- Set task -
From the entries below, list each line with "apku".

- Items -
⟨
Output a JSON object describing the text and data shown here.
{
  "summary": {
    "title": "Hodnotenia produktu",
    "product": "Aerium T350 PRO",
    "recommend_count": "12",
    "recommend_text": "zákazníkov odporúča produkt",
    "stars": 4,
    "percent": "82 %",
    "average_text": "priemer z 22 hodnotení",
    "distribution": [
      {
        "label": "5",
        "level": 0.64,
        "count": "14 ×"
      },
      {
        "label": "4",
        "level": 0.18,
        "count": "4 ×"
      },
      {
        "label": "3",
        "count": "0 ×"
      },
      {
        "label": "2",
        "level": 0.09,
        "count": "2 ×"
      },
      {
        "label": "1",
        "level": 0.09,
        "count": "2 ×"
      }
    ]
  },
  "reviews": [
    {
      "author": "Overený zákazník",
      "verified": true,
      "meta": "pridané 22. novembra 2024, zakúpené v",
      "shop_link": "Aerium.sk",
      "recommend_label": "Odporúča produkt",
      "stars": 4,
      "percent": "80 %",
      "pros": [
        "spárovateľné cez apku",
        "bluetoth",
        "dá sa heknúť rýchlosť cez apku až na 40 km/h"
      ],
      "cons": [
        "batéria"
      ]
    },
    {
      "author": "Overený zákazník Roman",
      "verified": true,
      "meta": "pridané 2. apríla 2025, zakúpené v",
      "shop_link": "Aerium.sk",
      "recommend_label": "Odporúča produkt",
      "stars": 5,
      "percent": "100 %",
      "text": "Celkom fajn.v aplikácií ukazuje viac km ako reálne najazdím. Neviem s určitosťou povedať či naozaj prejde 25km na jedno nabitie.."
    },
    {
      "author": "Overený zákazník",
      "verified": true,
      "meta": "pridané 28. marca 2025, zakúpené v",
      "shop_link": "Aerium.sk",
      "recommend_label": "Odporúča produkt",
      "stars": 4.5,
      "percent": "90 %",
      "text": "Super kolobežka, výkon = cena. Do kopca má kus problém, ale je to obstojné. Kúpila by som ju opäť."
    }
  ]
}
⟩
- Answer to the problem -
        "spárovateľné cez apku",
        "dá sa heknúť rýchlosť cez apku až na 40 km/h"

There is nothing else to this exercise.